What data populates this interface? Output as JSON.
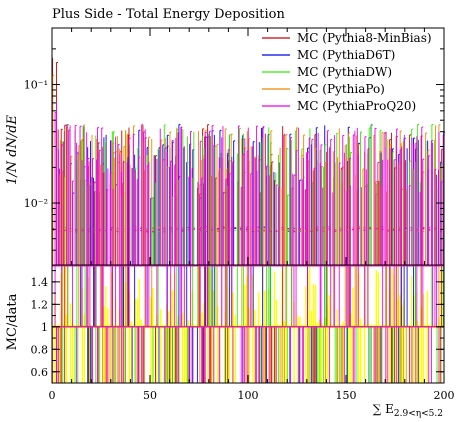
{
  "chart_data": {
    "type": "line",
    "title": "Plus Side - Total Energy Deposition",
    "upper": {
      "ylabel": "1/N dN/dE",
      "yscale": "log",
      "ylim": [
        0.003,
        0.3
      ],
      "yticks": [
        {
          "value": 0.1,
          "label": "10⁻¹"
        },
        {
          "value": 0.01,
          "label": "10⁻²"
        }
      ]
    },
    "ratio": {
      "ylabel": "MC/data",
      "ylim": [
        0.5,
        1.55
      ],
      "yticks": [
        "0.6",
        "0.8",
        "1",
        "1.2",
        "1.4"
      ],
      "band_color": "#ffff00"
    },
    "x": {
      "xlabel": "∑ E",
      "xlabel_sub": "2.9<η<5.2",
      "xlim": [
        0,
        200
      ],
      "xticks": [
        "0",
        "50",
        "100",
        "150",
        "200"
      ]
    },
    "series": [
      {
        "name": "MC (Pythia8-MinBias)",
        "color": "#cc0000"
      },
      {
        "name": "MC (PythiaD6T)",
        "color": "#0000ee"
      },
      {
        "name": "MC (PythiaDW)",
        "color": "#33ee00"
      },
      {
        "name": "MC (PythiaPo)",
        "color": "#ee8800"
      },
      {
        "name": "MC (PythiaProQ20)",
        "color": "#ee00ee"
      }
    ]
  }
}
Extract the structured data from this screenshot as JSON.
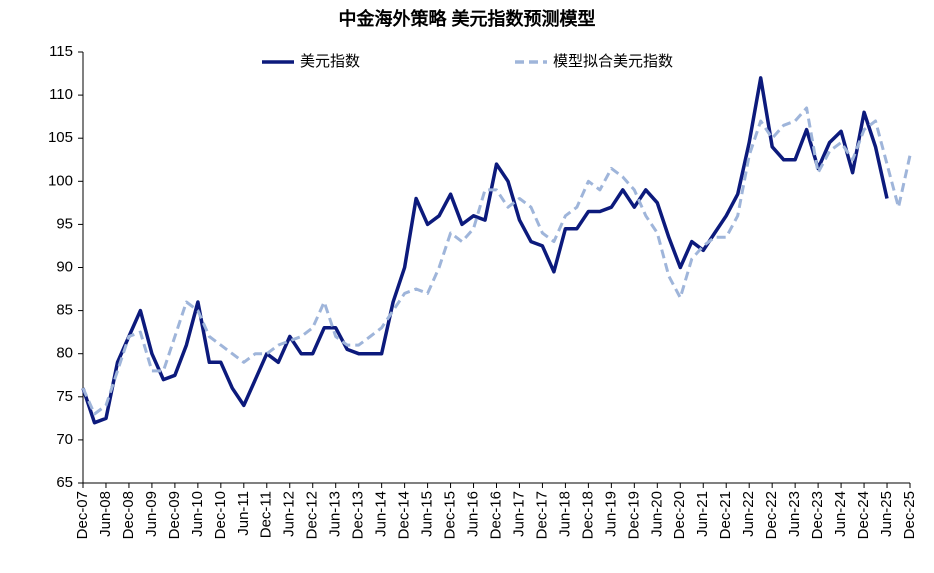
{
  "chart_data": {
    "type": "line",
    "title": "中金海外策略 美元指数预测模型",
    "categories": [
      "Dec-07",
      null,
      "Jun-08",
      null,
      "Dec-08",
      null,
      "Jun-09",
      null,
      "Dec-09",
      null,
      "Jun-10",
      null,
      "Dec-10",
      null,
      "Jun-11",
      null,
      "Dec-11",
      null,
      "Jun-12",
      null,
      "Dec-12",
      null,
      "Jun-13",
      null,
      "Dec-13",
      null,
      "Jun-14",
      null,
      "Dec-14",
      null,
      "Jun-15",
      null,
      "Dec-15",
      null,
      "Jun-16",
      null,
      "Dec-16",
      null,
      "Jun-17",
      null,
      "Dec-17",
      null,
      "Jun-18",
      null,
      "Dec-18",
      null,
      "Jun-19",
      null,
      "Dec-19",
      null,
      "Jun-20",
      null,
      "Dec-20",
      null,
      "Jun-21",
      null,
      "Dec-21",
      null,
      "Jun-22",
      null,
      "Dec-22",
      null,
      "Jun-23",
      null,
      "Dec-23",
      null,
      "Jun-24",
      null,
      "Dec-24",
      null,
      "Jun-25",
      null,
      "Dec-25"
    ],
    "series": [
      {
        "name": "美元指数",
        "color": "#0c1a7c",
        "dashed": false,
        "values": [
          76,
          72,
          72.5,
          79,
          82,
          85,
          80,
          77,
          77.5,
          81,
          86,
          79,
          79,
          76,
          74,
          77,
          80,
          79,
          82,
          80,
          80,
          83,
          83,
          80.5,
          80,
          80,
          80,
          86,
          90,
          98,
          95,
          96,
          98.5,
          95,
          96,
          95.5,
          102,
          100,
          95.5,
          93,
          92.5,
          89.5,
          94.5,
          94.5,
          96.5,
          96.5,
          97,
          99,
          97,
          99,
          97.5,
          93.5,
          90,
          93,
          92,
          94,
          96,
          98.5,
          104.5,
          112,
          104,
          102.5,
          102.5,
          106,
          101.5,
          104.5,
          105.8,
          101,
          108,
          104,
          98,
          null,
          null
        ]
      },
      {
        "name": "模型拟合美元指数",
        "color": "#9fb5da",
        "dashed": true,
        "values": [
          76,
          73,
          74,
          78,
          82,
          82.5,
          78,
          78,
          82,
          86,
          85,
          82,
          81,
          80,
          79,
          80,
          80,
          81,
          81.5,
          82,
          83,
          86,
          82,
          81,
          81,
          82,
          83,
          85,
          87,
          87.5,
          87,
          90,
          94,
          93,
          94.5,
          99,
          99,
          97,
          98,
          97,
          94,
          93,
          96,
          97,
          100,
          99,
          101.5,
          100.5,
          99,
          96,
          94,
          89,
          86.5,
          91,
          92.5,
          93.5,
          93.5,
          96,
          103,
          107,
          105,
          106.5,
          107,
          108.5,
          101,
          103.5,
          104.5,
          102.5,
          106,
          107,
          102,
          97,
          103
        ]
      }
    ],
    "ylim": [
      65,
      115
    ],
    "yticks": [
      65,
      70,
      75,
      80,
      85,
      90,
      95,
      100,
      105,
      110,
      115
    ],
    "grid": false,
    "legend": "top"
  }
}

# # #

Set exercise:
Go through the entries above and print each one exactly, minus the pictures.

Solution for this exercise:
What data populates this interface? Output as JSON.
{
  "chart_data": {
    "type": "line",
    "title": "Plus Side - Total Energy Deposition",
    "upper": {
      "ylabel": "1/N dN/dE",
      "yscale": "log",
      "ylim": [
        0.003,
        0.3
      ],
      "yticks": [
        {
          "value": 0.1,
          "label": "10⁻¹"
        },
        {
          "value": 0.01,
          "label": "10⁻²"
        }
      ]
    },
    "ratio": {
      "ylabel": "MC/data",
      "ylim": [
        0.5,
        1.55
      ],
      "yticks": [
        "0.6",
        "0.8",
        "1",
        "1.2",
        "1.4"
      ],
      "band_color": "#ffff00"
    },
    "x": {
      "xlabel": "∑ E",
      "xlabel_sub": "2.9<η<5.2",
      "xlim": [
        0,
        200
      ],
      "xticks": [
        "0",
        "50",
        "100",
        "150",
        "200"
      ]
    },
    "series": [
      {
        "name": "MC (Pythia8-MinBias)",
        "color": "#cc0000"
      },
      {
        "name": "MC (PythiaD6T)",
        "color": "#0000ee"
      },
      {
        "name": "MC (PythiaDW)",
        "color": "#33ee00"
      },
      {
        "name": "MC (PythiaPo)",
        "color": "#ee8800"
      },
      {
        "name": "MC (PythiaProQ20)",
        "color": "#ee00ee"
      }
    ]
  }
}
Extract the structured data from this screenshot as JSON.
{
  "chart_data": {
    "type": "line",
    "title": "中金海外策略 美元指数预测模型",
    "categories": [
      "Dec-07",
      null,
      "Jun-08",
      null,
      "Dec-08",
      null,
      "Jun-09",
      null,
      "Dec-09",
      null,
      "Jun-10",
      null,
      "Dec-10",
      null,
      "Jun-11",
      null,
      "Dec-11",
      null,
      "Jun-12",
      null,
      "Dec-12",
      null,
      "Jun-13",
      null,
      "Dec-13",
      null,
      "Jun-14",
      null,
      "Dec-14",
      null,
      "Jun-15",
      null,
      "Dec-15",
      null,
      "Jun-16",
      null,
      "Dec-16",
      null,
      "Jun-17",
      null,
      "Dec-17",
      null,
      "Jun-18",
      null,
      "Dec-18",
      null,
      "Jun-19",
      null,
      "Dec-19",
      null,
      "Jun-20",
      null,
      "Dec-20",
      null,
      "Jun-21",
      null,
      "Dec-21",
      null,
      "Jun-22",
      null,
      "Dec-22",
      null,
      "Jun-23",
      null,
      "Dec-23",
      null,
      "Jun-24",
      null,
      "Dec-24",
      null,
      "Jun-25",
      null,
      "Dec-25"
    ],
    "series": [
      {
        "name": "美元指数",
        "color": "#0c1a7c",
        "dashed": false,
        "values": [
          76,
          72,
          72.5,
          79,
          82,
          85,
          80,
          77,
          77.5,
          81,
          86,
          79,
          79,
          76,
          74,
          77,
          80,
          79,
          82,
          80,
          80,
          83,
          83,
          80.5,
          80,
          80,
          80,
          86,
          90,
          98,
          95,
          96,
          98.5,
          95,
          96,
          95.5,
          102,
          100,
          95.5,
          93,
          92.5,
          89.5,
          94.5,
          94.5,
          96.5,
          96.5,
          97,
          99,
          97,
          99,
          97.5,
          93.5,
          90,
          93,
          92,
          94,
          96,
          98.5,
          104.5,
          112,
          104,
          102.5,
          102.5,
          106,
          101.5,
          104.5,
          105.8,
          101,
          108,
          104,
          98,
          null,
          null
        ]
      },
      {
        "name": "模型拟合美元指数",
        "color": "#9fb5da",
        "dashed": true,
        "values": [
          76,
          73,
          74,
          78,
          82,
          82.5,
          78,
          78,
          82,
          86,
          85,
          82,
          81,
          80,
          79,
          80,
          80,
          81,
          81.5,
          82,
          83,
          86,
          82,
          81,
          81,
          82,
          83,
          85,
          87,
          87.5,
          87,
          90,
          94,
          93,
          94.5,
          99,
          99,
          97,
          98,
          97,
          94,
          93,
          96,
          97,
          100,
          99,
          101.5,
          100.5,
          99,
          96,
          94,
          89,
          86.5,
          91,
          92.5,
          93.5,
          93.5,
          96,
          103,
          107,
          105,
          106.5,
          107,
          108.5,
          101,
          103.5,
          104.5,
          102.5,
          106,
          107,
          102,
          97,
          103
        ]
      }
    ],
    "ylim": [
      65,
      115
    ],
    "yticks": [
      65,
      70,
      75,
      80,
      85,
      90,
      95,
      100,
      105,
      110,
      115
    ],
    "grid": false,
    "legend": "top"
  }
}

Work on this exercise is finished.